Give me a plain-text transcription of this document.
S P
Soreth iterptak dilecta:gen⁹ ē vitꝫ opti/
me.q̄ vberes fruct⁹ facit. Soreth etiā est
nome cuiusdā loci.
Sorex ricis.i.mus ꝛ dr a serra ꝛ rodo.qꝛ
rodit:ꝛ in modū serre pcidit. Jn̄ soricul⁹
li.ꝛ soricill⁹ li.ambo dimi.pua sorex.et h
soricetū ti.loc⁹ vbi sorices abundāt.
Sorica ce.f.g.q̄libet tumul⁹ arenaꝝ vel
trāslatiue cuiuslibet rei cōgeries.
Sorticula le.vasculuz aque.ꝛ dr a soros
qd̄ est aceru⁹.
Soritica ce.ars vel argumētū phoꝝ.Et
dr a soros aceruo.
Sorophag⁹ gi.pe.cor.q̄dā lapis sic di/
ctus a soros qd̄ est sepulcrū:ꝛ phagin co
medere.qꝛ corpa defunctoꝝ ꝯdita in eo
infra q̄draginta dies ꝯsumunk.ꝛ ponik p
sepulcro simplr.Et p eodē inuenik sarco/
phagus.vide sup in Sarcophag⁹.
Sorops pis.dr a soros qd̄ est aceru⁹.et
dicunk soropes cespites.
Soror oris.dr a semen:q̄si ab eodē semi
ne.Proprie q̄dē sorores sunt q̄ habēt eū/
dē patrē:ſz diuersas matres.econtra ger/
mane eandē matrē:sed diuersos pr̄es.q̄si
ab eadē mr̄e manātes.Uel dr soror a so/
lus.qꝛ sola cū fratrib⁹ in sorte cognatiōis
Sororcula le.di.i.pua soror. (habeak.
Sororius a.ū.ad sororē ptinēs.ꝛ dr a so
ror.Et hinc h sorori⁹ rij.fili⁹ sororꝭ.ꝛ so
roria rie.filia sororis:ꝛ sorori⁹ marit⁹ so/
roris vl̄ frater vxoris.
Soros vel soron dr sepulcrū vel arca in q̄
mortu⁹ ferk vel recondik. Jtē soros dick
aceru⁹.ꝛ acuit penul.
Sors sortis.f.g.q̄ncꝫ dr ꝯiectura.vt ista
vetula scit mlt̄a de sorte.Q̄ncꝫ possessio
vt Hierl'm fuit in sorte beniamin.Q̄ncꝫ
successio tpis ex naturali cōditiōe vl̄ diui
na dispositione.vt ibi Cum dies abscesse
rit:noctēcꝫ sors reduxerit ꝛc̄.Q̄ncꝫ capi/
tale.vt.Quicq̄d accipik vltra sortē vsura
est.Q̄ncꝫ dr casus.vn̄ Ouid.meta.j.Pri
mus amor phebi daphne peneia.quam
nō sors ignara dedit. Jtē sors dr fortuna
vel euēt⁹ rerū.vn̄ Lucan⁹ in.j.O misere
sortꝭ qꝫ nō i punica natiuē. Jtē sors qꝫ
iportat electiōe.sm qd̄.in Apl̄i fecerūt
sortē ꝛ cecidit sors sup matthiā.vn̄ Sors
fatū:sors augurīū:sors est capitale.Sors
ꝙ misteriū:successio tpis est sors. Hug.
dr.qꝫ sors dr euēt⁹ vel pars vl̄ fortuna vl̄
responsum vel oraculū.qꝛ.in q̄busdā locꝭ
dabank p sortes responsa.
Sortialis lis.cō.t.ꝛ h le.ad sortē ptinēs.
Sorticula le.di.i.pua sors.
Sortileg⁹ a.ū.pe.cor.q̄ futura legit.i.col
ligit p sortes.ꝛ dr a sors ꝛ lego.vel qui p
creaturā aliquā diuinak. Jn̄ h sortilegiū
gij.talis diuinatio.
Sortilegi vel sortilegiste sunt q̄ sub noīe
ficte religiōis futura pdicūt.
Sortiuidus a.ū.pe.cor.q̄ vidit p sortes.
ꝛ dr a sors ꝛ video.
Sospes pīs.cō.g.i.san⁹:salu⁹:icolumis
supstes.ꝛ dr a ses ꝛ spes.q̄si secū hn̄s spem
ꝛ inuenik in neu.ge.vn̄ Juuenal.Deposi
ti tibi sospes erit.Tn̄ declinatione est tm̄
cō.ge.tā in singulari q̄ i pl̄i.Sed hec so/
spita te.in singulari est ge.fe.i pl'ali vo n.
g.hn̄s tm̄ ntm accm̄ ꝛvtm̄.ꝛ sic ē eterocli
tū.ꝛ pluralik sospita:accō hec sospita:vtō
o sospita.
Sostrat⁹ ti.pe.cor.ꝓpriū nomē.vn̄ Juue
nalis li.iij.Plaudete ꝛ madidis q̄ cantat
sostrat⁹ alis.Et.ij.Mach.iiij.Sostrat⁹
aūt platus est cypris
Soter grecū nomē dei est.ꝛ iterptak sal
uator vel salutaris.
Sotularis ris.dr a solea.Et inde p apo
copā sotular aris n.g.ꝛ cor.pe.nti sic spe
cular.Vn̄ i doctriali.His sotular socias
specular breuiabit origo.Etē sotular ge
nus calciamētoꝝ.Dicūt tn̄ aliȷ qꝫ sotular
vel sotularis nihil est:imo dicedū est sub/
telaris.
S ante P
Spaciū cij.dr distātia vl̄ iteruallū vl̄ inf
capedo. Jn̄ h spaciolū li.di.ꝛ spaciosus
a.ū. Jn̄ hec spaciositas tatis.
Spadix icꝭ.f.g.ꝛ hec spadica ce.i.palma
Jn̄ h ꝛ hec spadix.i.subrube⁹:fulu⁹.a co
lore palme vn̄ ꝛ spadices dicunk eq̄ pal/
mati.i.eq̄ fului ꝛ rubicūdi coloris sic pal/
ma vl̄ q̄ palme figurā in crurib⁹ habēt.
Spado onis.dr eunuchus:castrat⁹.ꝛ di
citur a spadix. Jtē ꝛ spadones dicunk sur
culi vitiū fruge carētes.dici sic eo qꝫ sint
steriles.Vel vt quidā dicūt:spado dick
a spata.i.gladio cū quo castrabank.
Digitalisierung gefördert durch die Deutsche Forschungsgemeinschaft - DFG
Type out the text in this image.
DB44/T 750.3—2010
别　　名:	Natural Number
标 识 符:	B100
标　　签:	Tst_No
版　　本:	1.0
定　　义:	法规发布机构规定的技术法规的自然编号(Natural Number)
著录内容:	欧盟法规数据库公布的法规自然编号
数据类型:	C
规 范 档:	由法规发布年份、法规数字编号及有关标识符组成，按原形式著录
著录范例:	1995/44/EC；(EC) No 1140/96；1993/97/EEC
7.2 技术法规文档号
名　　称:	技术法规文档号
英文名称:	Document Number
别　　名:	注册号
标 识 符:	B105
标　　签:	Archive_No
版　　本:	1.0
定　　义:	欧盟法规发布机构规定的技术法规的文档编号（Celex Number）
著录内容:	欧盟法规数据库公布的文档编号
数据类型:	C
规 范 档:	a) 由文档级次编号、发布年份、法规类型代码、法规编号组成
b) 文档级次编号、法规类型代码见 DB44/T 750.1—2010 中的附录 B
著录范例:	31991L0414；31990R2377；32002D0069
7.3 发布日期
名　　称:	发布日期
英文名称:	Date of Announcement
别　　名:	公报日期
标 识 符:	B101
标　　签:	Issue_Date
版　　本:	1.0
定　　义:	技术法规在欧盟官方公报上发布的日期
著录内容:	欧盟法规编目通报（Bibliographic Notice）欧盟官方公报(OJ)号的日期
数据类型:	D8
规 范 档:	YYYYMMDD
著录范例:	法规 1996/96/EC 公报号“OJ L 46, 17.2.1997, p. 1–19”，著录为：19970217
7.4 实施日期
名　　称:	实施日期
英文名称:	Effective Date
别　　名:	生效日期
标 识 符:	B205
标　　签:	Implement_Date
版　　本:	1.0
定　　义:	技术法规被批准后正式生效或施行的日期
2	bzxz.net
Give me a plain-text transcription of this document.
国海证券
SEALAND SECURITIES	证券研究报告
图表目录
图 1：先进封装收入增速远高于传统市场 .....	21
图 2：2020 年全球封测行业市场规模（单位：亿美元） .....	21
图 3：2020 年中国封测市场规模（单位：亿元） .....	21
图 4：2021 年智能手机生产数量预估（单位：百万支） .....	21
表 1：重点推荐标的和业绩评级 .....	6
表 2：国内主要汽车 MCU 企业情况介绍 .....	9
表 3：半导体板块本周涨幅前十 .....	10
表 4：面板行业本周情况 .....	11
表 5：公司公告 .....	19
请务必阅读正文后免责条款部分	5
········
### GOAL:
From the entries above, copy every line containing the word "dick".

### RESULT:
mortu⁹ ferk vel recondik. Jtē soros dick
steriles.Vel vt quidā dicūt:spado dick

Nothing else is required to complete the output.